SHORT EXERCISE: How many of the lines below contain "true"? Answer with that number alone.

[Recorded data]
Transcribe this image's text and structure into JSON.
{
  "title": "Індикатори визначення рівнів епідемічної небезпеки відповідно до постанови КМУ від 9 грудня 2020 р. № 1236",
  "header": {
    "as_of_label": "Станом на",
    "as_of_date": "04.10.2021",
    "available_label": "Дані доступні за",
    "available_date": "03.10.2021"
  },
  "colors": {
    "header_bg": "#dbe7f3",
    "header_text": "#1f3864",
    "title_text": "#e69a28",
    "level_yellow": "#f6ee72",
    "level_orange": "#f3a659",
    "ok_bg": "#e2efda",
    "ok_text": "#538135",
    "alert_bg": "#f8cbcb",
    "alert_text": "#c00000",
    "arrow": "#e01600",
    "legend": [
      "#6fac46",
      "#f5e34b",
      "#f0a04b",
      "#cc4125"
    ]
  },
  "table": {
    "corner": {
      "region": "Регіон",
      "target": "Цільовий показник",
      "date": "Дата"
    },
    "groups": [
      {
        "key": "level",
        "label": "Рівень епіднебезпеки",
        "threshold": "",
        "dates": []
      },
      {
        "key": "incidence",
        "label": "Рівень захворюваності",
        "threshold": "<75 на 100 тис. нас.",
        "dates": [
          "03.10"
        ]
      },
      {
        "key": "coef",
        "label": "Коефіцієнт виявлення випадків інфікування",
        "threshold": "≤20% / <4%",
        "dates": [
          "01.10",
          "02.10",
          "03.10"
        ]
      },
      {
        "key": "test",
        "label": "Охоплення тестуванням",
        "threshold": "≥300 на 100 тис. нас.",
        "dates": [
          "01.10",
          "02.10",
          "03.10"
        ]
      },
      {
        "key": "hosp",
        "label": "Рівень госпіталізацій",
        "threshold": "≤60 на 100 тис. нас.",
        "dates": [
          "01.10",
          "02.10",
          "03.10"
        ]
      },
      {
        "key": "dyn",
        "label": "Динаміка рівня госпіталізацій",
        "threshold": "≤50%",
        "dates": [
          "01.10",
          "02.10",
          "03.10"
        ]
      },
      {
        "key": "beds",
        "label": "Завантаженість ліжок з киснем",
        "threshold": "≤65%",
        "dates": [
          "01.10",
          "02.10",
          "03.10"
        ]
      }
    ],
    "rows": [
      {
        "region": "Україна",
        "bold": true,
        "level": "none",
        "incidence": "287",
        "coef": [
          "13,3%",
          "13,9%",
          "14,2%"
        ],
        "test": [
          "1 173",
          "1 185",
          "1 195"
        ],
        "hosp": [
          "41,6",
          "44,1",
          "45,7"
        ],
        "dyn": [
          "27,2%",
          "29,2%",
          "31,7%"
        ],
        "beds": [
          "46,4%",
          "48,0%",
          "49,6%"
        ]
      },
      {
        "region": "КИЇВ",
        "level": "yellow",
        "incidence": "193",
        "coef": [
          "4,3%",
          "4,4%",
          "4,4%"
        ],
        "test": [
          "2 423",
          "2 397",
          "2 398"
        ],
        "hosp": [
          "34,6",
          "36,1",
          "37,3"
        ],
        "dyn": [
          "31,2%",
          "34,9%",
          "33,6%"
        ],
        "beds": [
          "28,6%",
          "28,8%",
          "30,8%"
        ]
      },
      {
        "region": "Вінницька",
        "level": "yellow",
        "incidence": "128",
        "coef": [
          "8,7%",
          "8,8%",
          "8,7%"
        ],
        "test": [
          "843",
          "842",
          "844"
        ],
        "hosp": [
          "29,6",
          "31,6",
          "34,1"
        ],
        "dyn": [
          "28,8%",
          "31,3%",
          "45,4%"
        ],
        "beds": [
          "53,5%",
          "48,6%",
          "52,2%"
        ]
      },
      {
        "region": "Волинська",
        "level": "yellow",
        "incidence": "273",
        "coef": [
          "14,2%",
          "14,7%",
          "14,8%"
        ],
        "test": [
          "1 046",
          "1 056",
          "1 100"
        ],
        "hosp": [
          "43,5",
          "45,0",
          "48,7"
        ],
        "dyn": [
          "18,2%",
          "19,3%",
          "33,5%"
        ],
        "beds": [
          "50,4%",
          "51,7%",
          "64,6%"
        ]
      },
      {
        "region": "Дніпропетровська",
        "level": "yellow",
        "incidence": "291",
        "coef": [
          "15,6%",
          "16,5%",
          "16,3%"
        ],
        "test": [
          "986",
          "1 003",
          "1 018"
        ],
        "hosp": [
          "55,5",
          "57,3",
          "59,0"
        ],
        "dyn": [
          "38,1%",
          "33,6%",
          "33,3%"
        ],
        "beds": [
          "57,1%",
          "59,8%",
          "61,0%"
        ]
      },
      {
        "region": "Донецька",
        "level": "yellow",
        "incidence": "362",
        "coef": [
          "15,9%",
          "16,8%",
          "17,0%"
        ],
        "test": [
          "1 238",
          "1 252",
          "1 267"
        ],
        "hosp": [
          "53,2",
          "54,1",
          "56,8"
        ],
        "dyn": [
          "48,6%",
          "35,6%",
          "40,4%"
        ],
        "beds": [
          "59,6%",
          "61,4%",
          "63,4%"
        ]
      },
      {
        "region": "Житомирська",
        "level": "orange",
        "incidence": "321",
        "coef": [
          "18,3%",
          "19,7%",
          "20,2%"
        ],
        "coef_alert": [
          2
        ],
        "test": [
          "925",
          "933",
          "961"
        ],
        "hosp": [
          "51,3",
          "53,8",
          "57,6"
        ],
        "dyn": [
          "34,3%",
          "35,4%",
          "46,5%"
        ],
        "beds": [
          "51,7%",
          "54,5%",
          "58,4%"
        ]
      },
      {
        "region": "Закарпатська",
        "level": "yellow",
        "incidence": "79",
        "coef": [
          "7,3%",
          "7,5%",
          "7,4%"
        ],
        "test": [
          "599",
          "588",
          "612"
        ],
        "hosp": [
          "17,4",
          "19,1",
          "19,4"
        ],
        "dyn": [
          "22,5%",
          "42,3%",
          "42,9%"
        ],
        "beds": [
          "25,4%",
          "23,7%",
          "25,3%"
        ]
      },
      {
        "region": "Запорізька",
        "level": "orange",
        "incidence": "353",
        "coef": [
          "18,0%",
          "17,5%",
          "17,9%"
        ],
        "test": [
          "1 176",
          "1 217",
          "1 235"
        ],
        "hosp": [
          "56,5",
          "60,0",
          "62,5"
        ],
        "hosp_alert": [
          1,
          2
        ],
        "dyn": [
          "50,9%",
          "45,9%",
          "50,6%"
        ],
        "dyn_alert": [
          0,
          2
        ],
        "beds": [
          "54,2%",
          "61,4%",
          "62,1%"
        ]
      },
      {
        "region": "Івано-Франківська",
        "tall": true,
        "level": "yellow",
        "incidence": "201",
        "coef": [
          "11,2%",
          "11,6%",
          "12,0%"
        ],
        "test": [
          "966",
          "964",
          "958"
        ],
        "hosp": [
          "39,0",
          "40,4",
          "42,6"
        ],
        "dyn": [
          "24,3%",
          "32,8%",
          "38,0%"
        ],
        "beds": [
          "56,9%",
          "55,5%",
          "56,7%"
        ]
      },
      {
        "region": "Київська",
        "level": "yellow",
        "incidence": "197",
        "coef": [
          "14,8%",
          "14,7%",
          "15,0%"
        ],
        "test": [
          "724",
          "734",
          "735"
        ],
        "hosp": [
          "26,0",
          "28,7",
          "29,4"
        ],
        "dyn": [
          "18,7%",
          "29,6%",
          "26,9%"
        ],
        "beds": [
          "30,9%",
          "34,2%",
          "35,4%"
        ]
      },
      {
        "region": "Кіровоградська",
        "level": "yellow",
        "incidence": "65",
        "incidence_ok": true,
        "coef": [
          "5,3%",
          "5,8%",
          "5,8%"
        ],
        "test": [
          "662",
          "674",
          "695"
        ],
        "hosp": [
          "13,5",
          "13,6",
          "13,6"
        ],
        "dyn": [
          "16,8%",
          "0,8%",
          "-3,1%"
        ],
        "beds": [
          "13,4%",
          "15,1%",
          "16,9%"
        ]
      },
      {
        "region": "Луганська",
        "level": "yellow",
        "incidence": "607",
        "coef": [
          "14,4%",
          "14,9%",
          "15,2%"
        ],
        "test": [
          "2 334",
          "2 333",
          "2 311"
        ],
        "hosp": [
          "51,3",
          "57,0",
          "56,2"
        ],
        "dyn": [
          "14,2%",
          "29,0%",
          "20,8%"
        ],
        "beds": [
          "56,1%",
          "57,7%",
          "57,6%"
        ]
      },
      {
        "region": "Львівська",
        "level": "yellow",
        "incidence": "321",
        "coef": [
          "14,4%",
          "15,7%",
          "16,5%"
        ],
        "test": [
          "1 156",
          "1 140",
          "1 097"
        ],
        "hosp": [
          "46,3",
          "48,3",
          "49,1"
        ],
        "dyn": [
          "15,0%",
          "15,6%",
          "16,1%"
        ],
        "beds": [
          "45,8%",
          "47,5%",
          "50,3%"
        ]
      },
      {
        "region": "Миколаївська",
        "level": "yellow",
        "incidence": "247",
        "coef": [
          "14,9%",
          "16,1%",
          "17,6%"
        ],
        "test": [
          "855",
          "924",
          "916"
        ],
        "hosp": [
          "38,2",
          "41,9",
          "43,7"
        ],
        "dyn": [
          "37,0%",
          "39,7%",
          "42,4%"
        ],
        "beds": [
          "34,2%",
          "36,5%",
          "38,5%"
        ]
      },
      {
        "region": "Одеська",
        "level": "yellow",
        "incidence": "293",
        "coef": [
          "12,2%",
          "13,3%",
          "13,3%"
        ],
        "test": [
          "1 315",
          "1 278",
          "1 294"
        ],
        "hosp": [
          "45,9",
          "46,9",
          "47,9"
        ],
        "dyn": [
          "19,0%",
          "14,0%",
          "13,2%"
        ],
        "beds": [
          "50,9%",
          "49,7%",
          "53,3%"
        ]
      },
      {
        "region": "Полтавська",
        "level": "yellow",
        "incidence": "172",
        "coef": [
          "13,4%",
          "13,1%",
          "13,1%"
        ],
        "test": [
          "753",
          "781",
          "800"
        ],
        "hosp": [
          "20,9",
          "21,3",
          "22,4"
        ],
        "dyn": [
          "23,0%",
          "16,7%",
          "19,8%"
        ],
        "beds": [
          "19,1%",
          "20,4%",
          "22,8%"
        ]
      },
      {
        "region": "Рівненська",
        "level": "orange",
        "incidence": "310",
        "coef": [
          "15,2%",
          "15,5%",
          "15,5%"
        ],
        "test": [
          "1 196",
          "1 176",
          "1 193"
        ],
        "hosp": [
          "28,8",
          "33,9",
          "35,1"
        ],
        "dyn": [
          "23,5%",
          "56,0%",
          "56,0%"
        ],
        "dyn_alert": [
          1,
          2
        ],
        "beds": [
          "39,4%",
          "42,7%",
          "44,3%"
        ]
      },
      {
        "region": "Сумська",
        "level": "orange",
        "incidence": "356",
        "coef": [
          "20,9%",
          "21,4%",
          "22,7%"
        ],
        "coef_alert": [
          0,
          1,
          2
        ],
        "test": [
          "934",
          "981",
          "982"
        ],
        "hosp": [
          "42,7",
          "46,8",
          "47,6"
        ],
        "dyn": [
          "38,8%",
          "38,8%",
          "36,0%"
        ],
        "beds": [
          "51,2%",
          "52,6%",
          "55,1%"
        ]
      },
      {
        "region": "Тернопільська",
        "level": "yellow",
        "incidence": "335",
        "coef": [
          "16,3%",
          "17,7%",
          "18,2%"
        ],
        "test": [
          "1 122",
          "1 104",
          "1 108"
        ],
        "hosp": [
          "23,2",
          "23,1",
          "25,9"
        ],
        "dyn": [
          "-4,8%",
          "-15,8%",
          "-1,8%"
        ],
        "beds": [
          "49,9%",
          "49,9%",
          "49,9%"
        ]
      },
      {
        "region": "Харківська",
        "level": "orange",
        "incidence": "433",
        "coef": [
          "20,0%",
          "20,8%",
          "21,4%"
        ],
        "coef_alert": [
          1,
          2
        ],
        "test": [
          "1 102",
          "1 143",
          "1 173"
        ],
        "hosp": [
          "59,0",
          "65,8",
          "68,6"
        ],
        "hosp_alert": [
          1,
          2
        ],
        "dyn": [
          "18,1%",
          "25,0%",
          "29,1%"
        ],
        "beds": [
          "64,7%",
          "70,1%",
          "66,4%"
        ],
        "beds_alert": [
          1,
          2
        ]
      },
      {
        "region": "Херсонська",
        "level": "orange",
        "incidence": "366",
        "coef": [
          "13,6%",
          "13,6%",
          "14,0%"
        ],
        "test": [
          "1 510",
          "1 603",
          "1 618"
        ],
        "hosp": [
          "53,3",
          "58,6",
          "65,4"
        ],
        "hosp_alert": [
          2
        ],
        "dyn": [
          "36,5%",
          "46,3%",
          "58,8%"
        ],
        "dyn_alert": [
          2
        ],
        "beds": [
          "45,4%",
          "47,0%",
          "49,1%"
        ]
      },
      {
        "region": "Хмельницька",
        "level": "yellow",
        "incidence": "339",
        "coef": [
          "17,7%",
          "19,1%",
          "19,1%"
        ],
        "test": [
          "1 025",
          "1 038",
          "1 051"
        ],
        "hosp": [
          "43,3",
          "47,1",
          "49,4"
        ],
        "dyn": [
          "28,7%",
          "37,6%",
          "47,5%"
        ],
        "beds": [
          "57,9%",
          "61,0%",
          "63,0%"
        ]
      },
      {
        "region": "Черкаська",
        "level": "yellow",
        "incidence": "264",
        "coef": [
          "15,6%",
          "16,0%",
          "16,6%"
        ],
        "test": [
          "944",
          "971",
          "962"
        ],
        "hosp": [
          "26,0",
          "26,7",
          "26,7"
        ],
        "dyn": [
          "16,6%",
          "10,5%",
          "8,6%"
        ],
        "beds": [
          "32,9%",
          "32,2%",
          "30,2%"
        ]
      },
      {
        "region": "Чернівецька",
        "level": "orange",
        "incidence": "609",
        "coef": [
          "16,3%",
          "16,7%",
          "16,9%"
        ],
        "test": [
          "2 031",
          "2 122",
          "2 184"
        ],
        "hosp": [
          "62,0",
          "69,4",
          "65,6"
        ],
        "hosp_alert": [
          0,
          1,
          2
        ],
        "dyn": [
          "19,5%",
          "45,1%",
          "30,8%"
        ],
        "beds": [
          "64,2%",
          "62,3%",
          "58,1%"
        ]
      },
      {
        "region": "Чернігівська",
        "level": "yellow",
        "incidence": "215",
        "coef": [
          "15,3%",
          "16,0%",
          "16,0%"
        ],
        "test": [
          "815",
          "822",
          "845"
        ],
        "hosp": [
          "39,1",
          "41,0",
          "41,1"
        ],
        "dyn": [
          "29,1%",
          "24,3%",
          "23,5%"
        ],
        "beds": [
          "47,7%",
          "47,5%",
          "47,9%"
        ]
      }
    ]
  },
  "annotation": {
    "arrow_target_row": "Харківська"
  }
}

THE SOLUTION: 3